• Challenge
Repeat the entries below exactly as they appear, with no pictures.

## Start Data listing

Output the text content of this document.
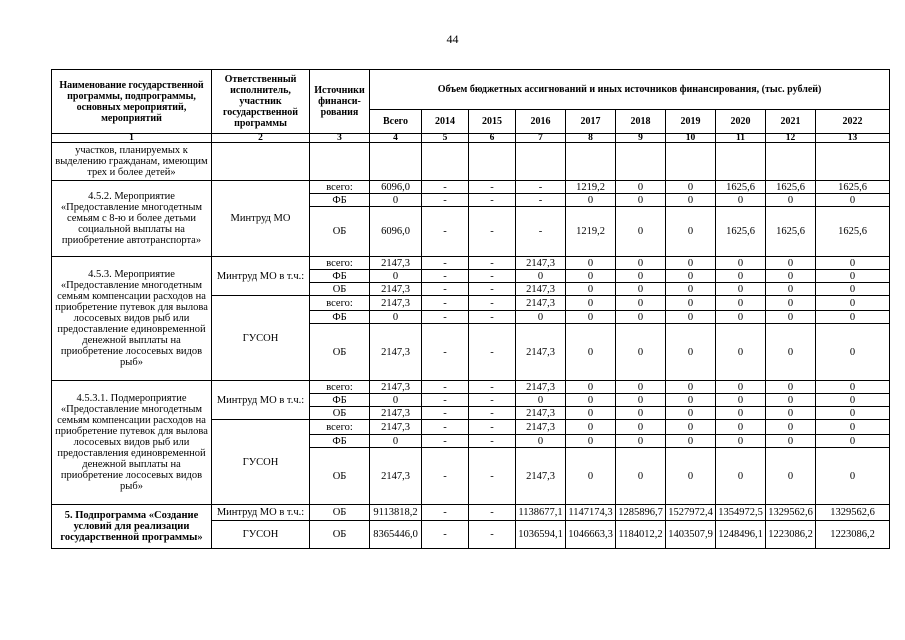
44
Наименование государственной программы, подпрограммы, основных мероприятий, мероприятий	Ответственный исполнитель, участник государственной программы	Источники финанси-рования	Объем бюджетных ассигнований и иных источников финансирования, (тыс. рублей)									
			Всего	2014	2015	2016	2017	2018	2019	2020	2021	2022
1	2	3	4	5	6	7	8	9	10	11	12	13
участков, планируемых к выделению гражданам, имеющим трех и более детей»												
4.5.2. Мероприятие «Предоставление многодетным семьям с 8-ю и более детьми социальной выплаты на приобретение автотранспорта»	Минтруд МО	всего:	6096,0	-	-	-	1219,2	0	0	1625,6	1625,6	1625,6
		ФБ	0	-	-	-	0	0	0	0	0	0
		ОБ	6096,0	-	-	-	1219,2	0	0	1625,6	1625,6	1625,6
4.5.3. Мероприятие «Предоставление многодетным семьям компенсации расходов на приобретение путевок для вылова лососевых видов рыб или предоставление единовременной денежной выплаты на приобретение лососевых видов рыб»	Минтруд МО в т.ч.:	всего:	2147,3	-	-	2147,3	0	0	0	0	0	0
		ФБ	0	-	-	0	0	0	0	0	0	0
		ОБ	2147,3	-	-	2147,3	0	0	0	0	0	0
	ГУСОН	всего:	2147,3	-	-	2147,3	0	0	0	0	0	0
		ФБ	0	-	-	0	0	0	0	0	0	0
		ОБ	2147,3	-	-	2147,3	0	0	0	0	0	0
4.5.3.1. Подмероприятие «Предоставление многодетным семьям компенсации расходов на приобретение путевок для вылова лососевых видов рыб или предоставления единовременной денежной выплаты на приобретение лососевых видов рыб»	Минтруд МО в т.ч.:	всего:	2147,3	-	-	2147,3	0	0	0	0	0	0
		ФБ	0	-	-	0	0	0	0	0	0	0
		ОБ	2147,3	-	-	2147,3	0	0	0	0	0	0
	ГУСОН	всего:	2147,3	-	-	2147,3	0	0	0	0	0	0
		ФБ	0	-	-	0	0	0	0	0	0	0
		ОБ	2147,3	-	-	2147,3	0	0	0	0	0	0
5. Подпрограмма «Создание условий для реализации государственной программы»	Минтруд МО в т.ч.:	ОБ	9113818,2	-	-	1138677,1	1147174,3	1285896,7	1527972,4	1354972,5	1329562,6	1329562,6
	ГУСОН	ОБ	8365446,0	-	-	1036594,1	1046663,3	1184012,2	1403507,9	1248496,1	1223086,2	1223086,2
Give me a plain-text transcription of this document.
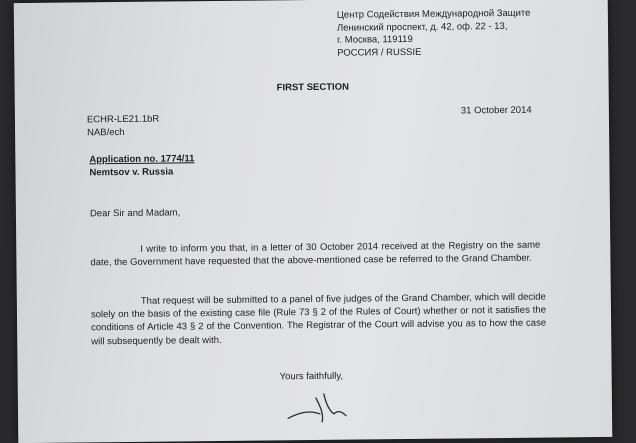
Центр Содействия Международной Защите
Ленинский проспект, д. 42, оф. 22 - 13,
г. Москва, 119119
РОССИЯ / RUSSIE
FIRST SECTION
ECHR-LE21.1bR
NAB/ech
31 October 2014
Application no. 1774/11
Nemtsov v. Russia
Dear Sir and Madam,
I write to inform you that, in a letter of 30 October 2014 received at the Registry on the same date, the Government have requested that the above-mentioned case be referred to the Grand Chamber.
That request will be submitted to a panel of five judges of the Grand Chamber, which will decide solely on the basis of the existing case file (Rule 73 § 2 of the Rules of Court) whether or not it satisfies the conditions of Article 43 § 2 of the Convention. The Registrar of the Court will advise you as to how the case will subsequently be dealt with.
Yours faithfully,
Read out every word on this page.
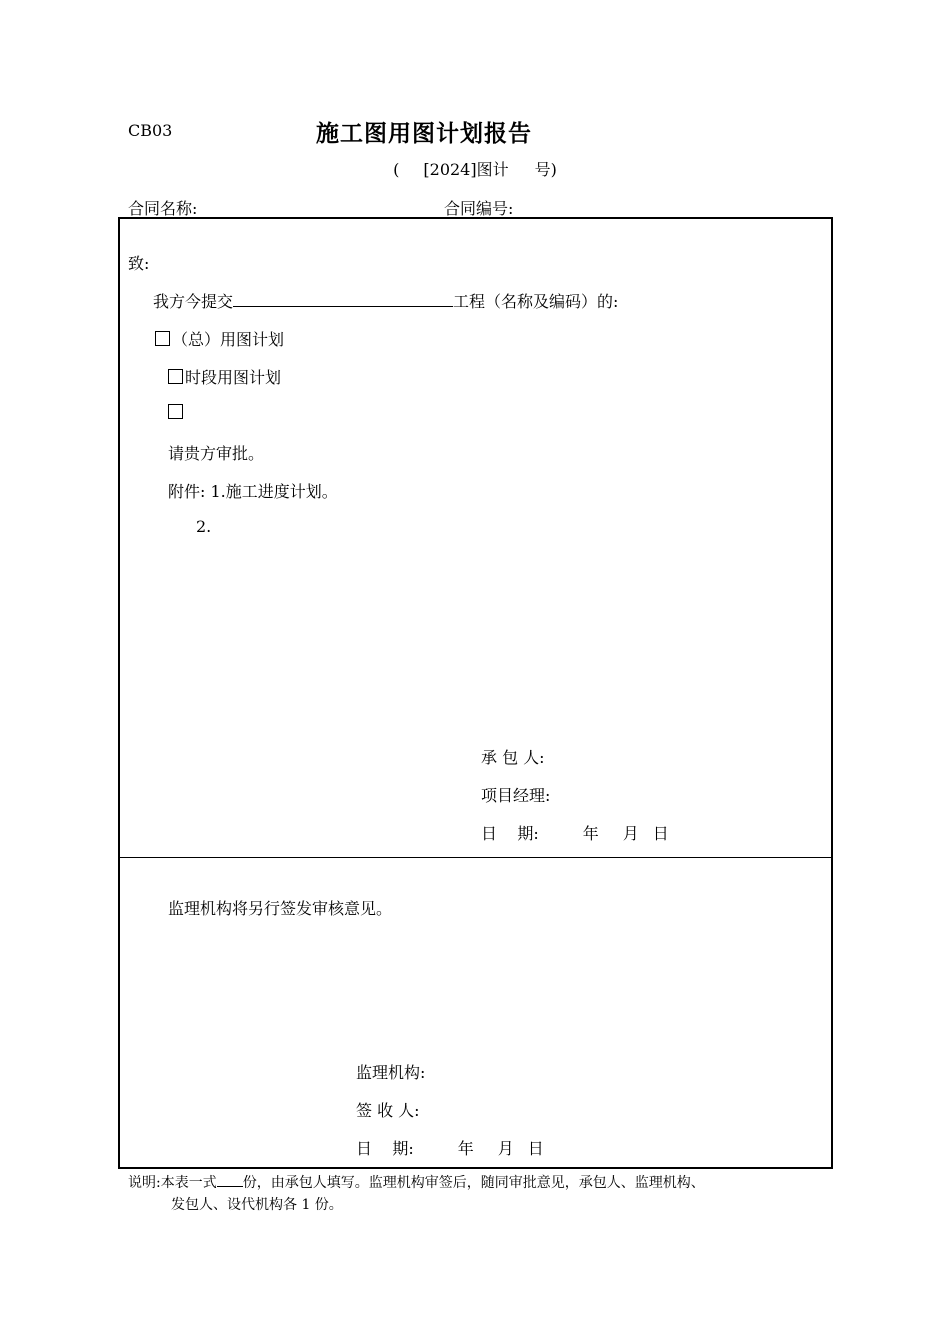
CB03	施工图用图计划报告
( [2024]图计 号)
合同名称:	合同编号:
致:
我方今提交	工程（名称及编码）的:
（总）用图计划
时段用图计划
请贵方审批。
附件: 1.施工进度计划。
2.
承 包 人:
项目经理:
日    期:	年 月 日
监理机构将另行签发审核意见。
监理机构:
签 收 人:
日    期:	年 月 日
说明:本表一式 份，由承包人填写。监理机构审签后，随同审批意见，承包人、监理机构、
发包人、设代机构各 1 份。
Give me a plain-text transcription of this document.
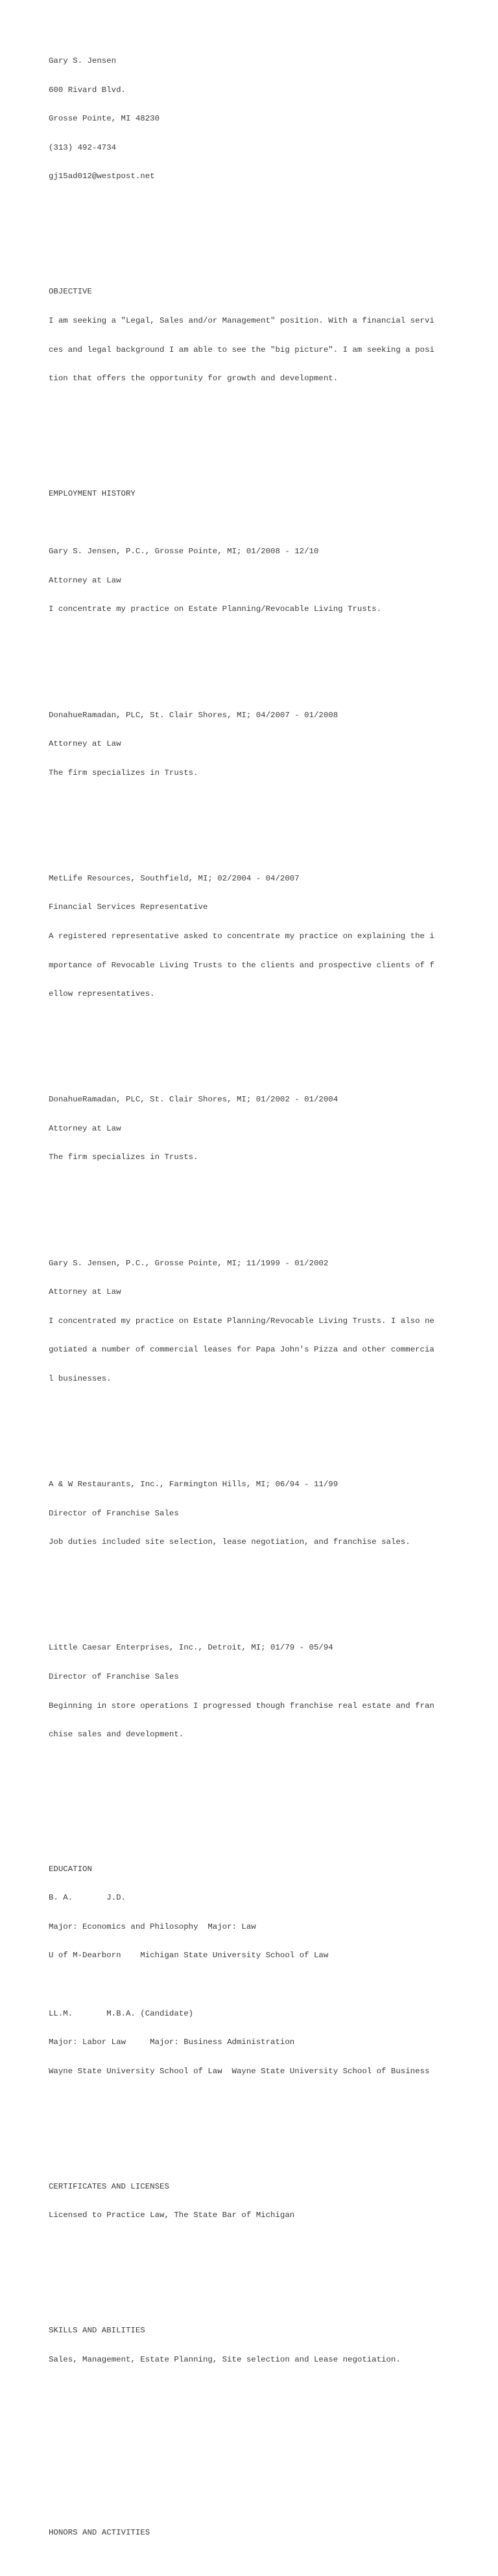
Gary S. Jensen

600 Rivard Blvd.

Grosse Pointe, MI 48230

(313) 492-4734

gj15ad012@westpost.net

OBJECTIVE

I am seeking a "Legal, Sales and/or Management" position. With a financial servi

ces and legal background I am able to see the "big picture". I am seeking a posi

tion that offers the opportunity for growth and development.

EMPLOYMENT HISTORY

Gary S. Jensen, P.C., Grosse Pointe, MI; 01/2008 - 12/10

Attorney at Law

I concentrate my practice on Estate Planning/Revocable Living Trusts.

DonahueRamadan, PLC, St. Clair Shores, MI; 04/2007 - 01/2008

Attorney at Law

The firm specializes in Trusts.

MetLife Resources, Southfield, MI; 02/2004 - 04/2007

Financial Services Representative

A registered representative asked to concentrate my practice on explaining the i

mportance of Revocable Living Trusts to the clients and prospective clients of f

ellow representatives.

DonahueRamadan, PLC, St. Clair Shores, MI; 01/2002 - 01/2004

Attorney at Law

The firm specializes in Trusts.

Gary S. Jensen, P.C., Grosse Pointe, MI; 11/1999 - 01/2002

Attorney at Law

I concentrated my practice on Estate Planning/Revocable Living Trusts. I also ne

gotiated a number of commercial leases for Papa John's Pizza and other commercia

l businesses.

A & W Restaurants, Inc., Farmington Hills, MI; 06/94 - 11/99

Director of Franchise Sales

Job duties included site selection, lease negotiation, and franchise sales.

Little Caesar Enterprises, Inc., Detroit, MI; 01/79 - 05/94

Director of Franchise Sales

Beginning in store operations I progressed though franchise real estate and fran

chise sales and development.

EDUCATION

B. A.       J.D.

Major: Economics and Philosophy  Major: Law

U of M-Dearborn    Michigan State University School of Law

LL.M.       M.B.A. (Candidate)

Major: Labor Law     Major: Business Administration

Wayne State University School of Law  Wayne State University School of Business

CERTIFICATES AND LICENSES

Licensed to Practice Law, The State Bar of Michigan

SKILLS AND ABILITIES

Sales, Management, Estate Planning, Site selection and Lease negotiation.

HONORS AND ACTIVITIES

## End Data listing

• Solved problem
Output the text content of this document.
44
Наименование государственной программы, подпрограммы, основных мероприятий, мероприятий	Ответственный исполнитель, участник государственной программы	Источники финанси-рования	Объем бюджетных ассигнований и иных источников финансирования, (тыс. рублей)									
			Всего	2014	2015	2016	2017	2018	2019	2020	2021	2022
1	2	3	4	5	6	7	8	9	10	11	12	13
участков, планируемых к выделению гражданам, имеющим трех и более детей»												
4.5.2. Мероприятие «Предоставление многодетным семьям с 8-ю и более детьми социальной выплаты на приобретение автотранспорта»	Минтруд МО	всего:	6096,0	-	-	-	1219,2	0	0	1625,6	1625,6	1625,6
		ФБ	0	-	-	-	0	0	0	0	0	0
		ОБ	6096,0	-	-	-	1219,2	0	0	1625,6	1625,6	1625,6
4.5.3. Мероприятие «Предоставление многодетным семьям компенсации расходов на приобретение путевок для вылова лососевых видов рыб или предоставление единовременной денежной выплаты на приобретение лососевых видов рыб»	Минтруд МО в т.ч.:	всего:	2147,3	-	-	2147,3	0	0	0	0	0	0
		ФБ	0	-	-	0	0	0	0	0	0	0
		ОБ	2147,3	-	-	2147,3	0	0	0	0	0	0
	ГУСОН	всего:	2147,3	-	-	2147,3	0	0	0	0	0	0
		ФБ	0	-	-	0	0	0	0	0	0	0
		ОБ	2147,3	-	-	2147,3	0	0	0	0	0	0
4.5.3.1. Подмероприятие «Предоставление многодетным семьям компенсации расходов на приобретение путевок для вылова лососевых видов рыб или предоставления единовременной денежной выплаты на приобретение лососевых видов рыб»	Минтруд МО в т.ч.:	всего:	2147,3	-	-	2147,3	0	0	0	0	0	0
		ФБ	0	-	-	0	0	0	0	0	0	0
		ОБ	2147,3	-	-	2147,3	0	0	0	0	0	0
	ГУСОН	всего:	2147,3	-	-	2147,3	0	0	0	0	0	0
		ФБ	0	-	-	0	0	0	0	0	0	0
		ОБ	2147,3	-	-	2147,3	0	0	0	0	0	0
5. Подпрограмма «Создание условий для реализации государственной программы»	Минтруд МО в т.ч.:	ОБ	9113818,2	-	-	1138677,1	1147174,3	1285896,7	1527972,4	1354972,5	1329562,6	1329562,6
	ГУСОН	ОБ	8365446,0	-	-	1036594,1	1046663,3	1184012,2	1403507,9	1248496,1	1223086,2	1223086,2
Give me a plain-text transcription of this document.
Центр Содействия Международной Защите
Ленинский проспект, д. 42, оф. 22 - 13,
г. Москва, 119119
РОССИЯ / RUSSIE
FIRST SECTION
ECHR-LE21.1bR
NAB/ech
31 October 2014
Application no. 1774/11
Nemtsov v. Russia
Dear Sir and Madam,
I write to inform you that, in a letter of 30 October 2014 received at the Registry on the same date, the Government have requested that the above-mentioned case be referred to the Grand Chamber.
That request will be submitted to a panel of five judges of the Grand Chamber, which will decide solely on the basis of the existing case file (Rule 73 § 2 of the Rules of Court) whether or not it satisfies the conditions of Article 43 § 2 of the Convention. The Registrar of the Court will advise you as to how the case will subsequently be dealt with.
Yours faithfully,
Read out every word on this page.
CB03	施工图用图计划报告
( [2024]图计 号)
合同名称:	合同编号:
致:
我方今提交	工程（名称及编码）的:
（总）用图计划
时段用图计划
请贵方审批。
附件: 1.施工进度计划。
2.
承 包 人:
项目经理:
日    期:	年 月 日
监理机构将另行签发审核意见。
监理机构:
签 收 人:
日    期:	年 月 日
说明:本表一式 份，由承包人填写。监理机构审签后，随同审批意见，承包人、监理机构、
发包人、设代机构各 1 份。
Give me a plain-text transcription of this document.
Gary S. Jensen

600 Rivard Blvd.

Grosse Pointe, MI 48230

(313) 492-4734

gj15ad012@westpost.net

OBJECTIVE

I am seeking a "Legal, Sales and/or Management" position. With a financial servi

ces and legal background I am able to see the "big picture". I am seeking a posi

tion that offers the opportunity for growth and development.

EMPLOYMENT HISTORY

Gary S. Jensen, P.C., Grosse Pointe, MI; 01/2008 - 12/10

Attorney at Law

I concentrate my practice on Estate Planning/Revocable Living Trusts.

DonahueRamadan, PLC, St. Clair Shores, MI; 04/2007 - 01/2008

Attorney at Law

The firm specializes in Trusts.

MetLife Resources, Southfield, MI; 02/2004 - 04/2007

Financial Services Representative

A registered representative asked to concentrate my practice on explaining the i

mportance of Revocable Living Trusts to the clients and prospective clients of f

ellow representatives.

DonahueRamadan, PLC, St. Clair Shores, MI; 01/2002 - 01/2004

Attorney at Law

The firm specializes in Trusts.

Gary S. Jensen, P.C., Grosse Pointe, MI; 11/1999 - 01/2002

Attorney at Law

I concentrated my practice on Estate Planning/Revocable Living Trusts. I also ne

gotiated a number of commercial leases for Papa John's Pizza and other commercia

l businesses.

A & W Restaurants, Inc., Farmington Hills, MI; 06/94 - 11/99

Director of Franchise Sales

Job duties included site selection, lease negotiation, and franchise sales.

Little Caesar Enterprises, Inc., Detroit, MI; 01/79 - 05/94

Director of Franchise Sales

Beginning in store operations I progressed though franchise real estate and fran

chise sales and development.

EDUCATION

B. A.       J.D.

Major: Economics and Philosophy  Major: Law

U of M-Dearborn    Michigan State University School of Law

LL.M.       M.B.A. (Candidate)

Major: Labor Law     Major: Business Administration

Wayne State University School of Law  Wayne State University School of Business

CERTIFICATES AND LICENSES

Licensed to Practice Law, The State Bar of Michigan

SKILLS AND ABILITIES

Sales, Management, Estate Planning, Site selection and Lease negotiation.

HONORS AND ACTIVITIES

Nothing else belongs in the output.